Records shown:
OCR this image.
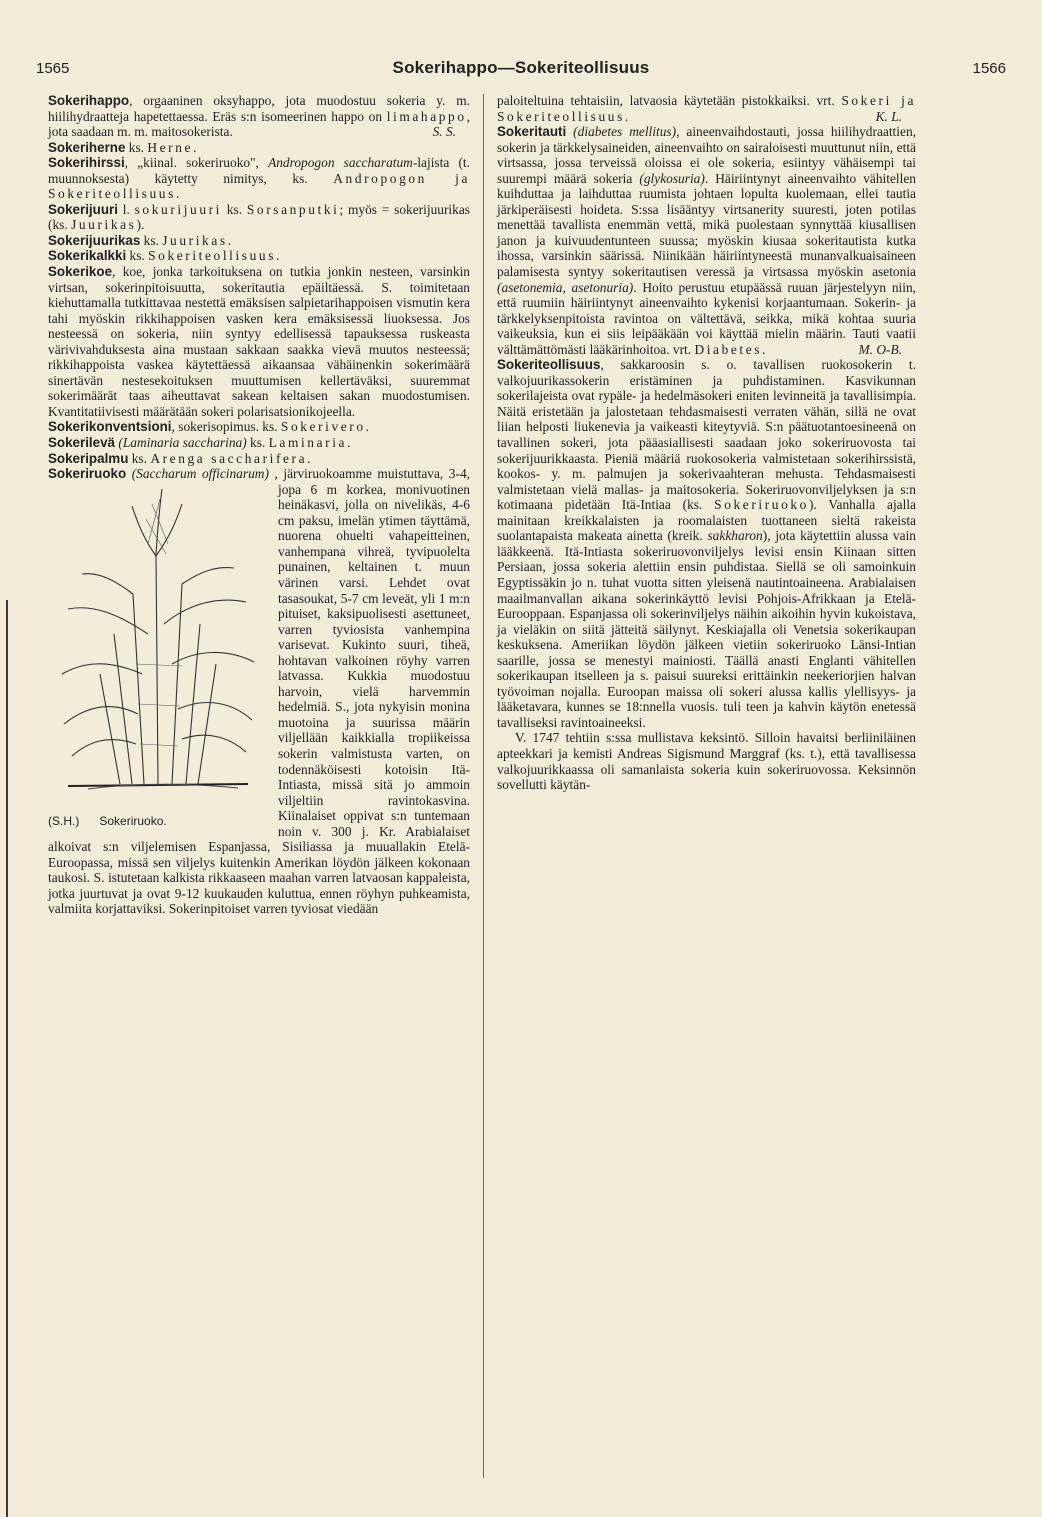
1565	Sokerihappo—Sokeriteollisuus	1566

Sokerihappo, orgaaninen oksyhappo, jota muodostuu sokeria y. m. hiilihydraatteja hapetettaessa. Eräs s:n isomeerinen happo on limahappo, jota saadaan m. m. maitosokerista.	S. S.

Sokeriherne ks. Herne.

Sokerihirssi, „kiinal. sokeriruoko", Andropogon saccharatum-lajista (t. muunnoksesta) käytetty nimitys, ks. Andropogon ja Sokeriteollisuus.

Sokerijuuri l. sokurijuuri ks. Sorsanputki; myös = sokerijuurikas (ks. Juurikas).

Sokerijuurikas ks. Juurikas.

Sokerikalkki ks. Sokeriteollisuus.

Sokerikoe, koe, jonka tarkoituksena on tutkia jonkin nesteen, varsinkin virtsan, sokerinpitoisuutta, sokeritautia epäiltäessä. S. toimitetaan kiehuttamalla tutkittavaa nestettä emäksisen salpietarihappoisen vismutin kera tahi myöskin rikkihappoisen vasken kera emäksisessä liuoksessa. Jos nesteessä on sokeria, niin syntyy edellisessä tapauksessa ruskeasta värivivahduksesta aina mustaan sakkaan saakka vievä muutos nesteessä; rikkihappoista vaskea käytettäessä aikaansaa vähäinenkin sokerimäärä sinertävän nestesekoituksen muuttumisen kellertäväksi, suuremmat sokerimäärät taas aiheuttavat sakean keltaisen sakan muodostumisen. Kvantitatiivisesti määrätään sokeri polarisatsionikojeella.

Sokerikonventsioni, sokerisopimus. ks. Sokerivero.

Sokerilevä (Laminaria saccharina) ks. Laminaria.

Sokeripalmu ks. Arenga saccharifera.

Sokeriruoko (Saccharum officinarum)
(S.H.) Sokeriruoko.
, järviruokoamme muistuttava, 3-4, jopa 6 m korkea, monivuotinen heinäkasvi, jolla on nivelikäs, 4-6 cm paksu, imelän ytimen täyttämä, nuorena ohuelti vahapeitteinen, vanhempana vihreä, tyvipuolelta punainen, keltainen t. muun värinen varsi. Lehdet ovat tasasoukat, 5-7 cm leveät, yli 1 m:n pituiset, kaksipuolisesti asettuneet, varren tyviosista vanhempina varisevat. Kukinto suuri, tiheä, hohtavan valkoinen röyhy varren latvassa. Kukkia muodostuu harvoin, vielä harvemmin hedelmiä. S., jota nykyisin monina muotoina ja suurissa määrin viljellään kaikkialla tropiikeissa sokerin valmistusta varten, on todennäköisesti kotoisin Itä-Intiasta, missä sitä jo ammoin viljeltiin ravintokasvina. Kiinalaiset oppivat s:n tuntemaan noin v. 300 j. Kr. Arabialaiset alkoivat s:n viljelemisen Espanjassa, Sisiliassa ja muuallakin Etelä-Euroopassa, missä sen viljelys kuitenkin Amerikan löydön jälkeen kokonaan taukosi. S. istutetaan kalkista rikkaaseen maahan varren latvaosan kappaleista, jotka juurtuvat ja ovat 9-12 kuukauden kuluttua, ennen röyhyn puhkeamista, valmiita korjattaviksi. Sokerinpitoiset varren tyviosat viedään

paloiteltuina tehtaisiin, latvaosia käytetään pistokkaiksi. vrt. Sokeri ja Sokeriteollisuus.	K. L.

Sokeritauti (diabetes mellitus), aineenvaihdostauti, jossa hiilihydraattien, sokerin ja tärkkelysaineiden, aineenvaihto on sairaloisesti muuttunut niin, että virtsassa, jossa terveissä oloissa ei ole sokeria, esiintyy vähäisempi tai suurempi määrä sokeria (glykosuria). Häiriintynyt aineenvaihto vähitellen kuihduttaa ja laihduttaa ruumista johtaen lopulta kuolemaan, ellei tautia järkiperäisesti hoideta. S:ssa lisääntyy virtsanerity suuresti, joten potilas menettää tavallista enemmän vettä, mikä puolestaan synnyttää kiusallisen janon ja kuivuudentunteen suussa; myöskin kiusaa sokeritautista kutka ihossa, varsinkin säärissä. Niinikään häiriintyneestä munanvalkuaisaineen palamisesta syntyy sokeritautisen veressä ja virtsassa myöskin asetonia (asetonemia, asetonuria). Hoito perustuu etupäässä ruuan järjestelyyn niin, että ruumiin häiriintynyt aineenvaihto kykenisi korjaantumaan. Sokerin- ja tärkkelyksenpitoista ravintoa on vältettävä, seikka, mikä kohtaa suuria vaikeuksia, kun ei siis leipääkään voi käyttää mielin määrin. Tauti vaatii välttämättömästi lääkärinhoitoa. vrt. Diabetes.	M. O-B.

Sokeriteollisuus, sakkaroosin s. o. tavallisen ruokosokerin t. valkojuurikassokerin eristäminen ja puhdistaminen. Kasvikunnan sokerilajeista ovat rypäle- ja hedelmäsokeri eniten levinneitä ja tavallisimpia. Näitä eristetään ja jalostetaan tehdasmaisesti verraten vähän, sillä ne ovat liian helposti liukenevia ja vaikeasti kiteytyviä. S:n päätuotantoesineenä on tavallinen sokeri, jota pääasiallisesti saadaan joko sokeriruovosta tai sokerijuurikkaasta. Pieniä määriä ruokosokeria valmistetaan sokerihirssistä, kookos- y. m. palmujen ja sokerivaahteran mehusta. Tehdasmaisesti valmistetaan vielä mallas- ja maitosokeria. Sokeriruovonviljelyksen ja s:n kotimaana pidetään Itä-Intiaa (ks. Sokeriruoko). Vanhalla ajalla mainitaan kreikkalaisten ja roomalaisten tuottaneen sieltä rakeista suolantapaista makeata ainetta (kreik. sakkharon), jota käytettiin alussa vain lääkkeenä. Itä-Intiasta sokeriruovonviljelys levisi ensin Kiinaan sitten Persiaan, jossa sokeria alettiin ensin puhdistaa. Siellä se oli samoinkuin Egyptissäkin jo n. tuhat vuotta sitten yleisenä nautintoaineena. Arabialaisen maailmanvallan aikana sokerinkäyttö levisi Pohjois-Afrikkaan ja Etelä-Eurooppaan. Espanjassa oli sokerinviljelys näihin aikoihin hyvin kukoistava, ja vieläkin on siitä jätteitä säilynyt. Keskiajalla oli Venetsia sokerikaupan keskuksena. Ameriikan löydön jälkeen vietiin sokeriruoko Länsi-Intian saarille, jossa se menestyi mainiosti. Täällä anasti Englanti vähitellen sokerikaupan itselleen ja s. paisui suureksi erittäinkin neekeriorjien halvan työvoiman nojalla. Euroopan maissa oli sokeri alussa kallis ylellisyys- ja lääketavara, kunnes se 18:nnella vuosis. tuli teen ja kahvin käytön enetessä tavalliseksi ravintoaineeksi.

V. 1747 tehtiin s:ssa mullistava keksintö. Silloin havaitsi berliiniläinen apteekkari ja kemisti Andreas Sigismund Marggraf (ks. t.), että tavallisessa valkojuurikkaassa oli samanlaista sokeria kuin sokeriruovossa. Keksinnön sovellutti käytän-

Written exercise: Check each line of the data above for the word "syntyy" and say how many lines have it. Give the number alone.

Written reply: 2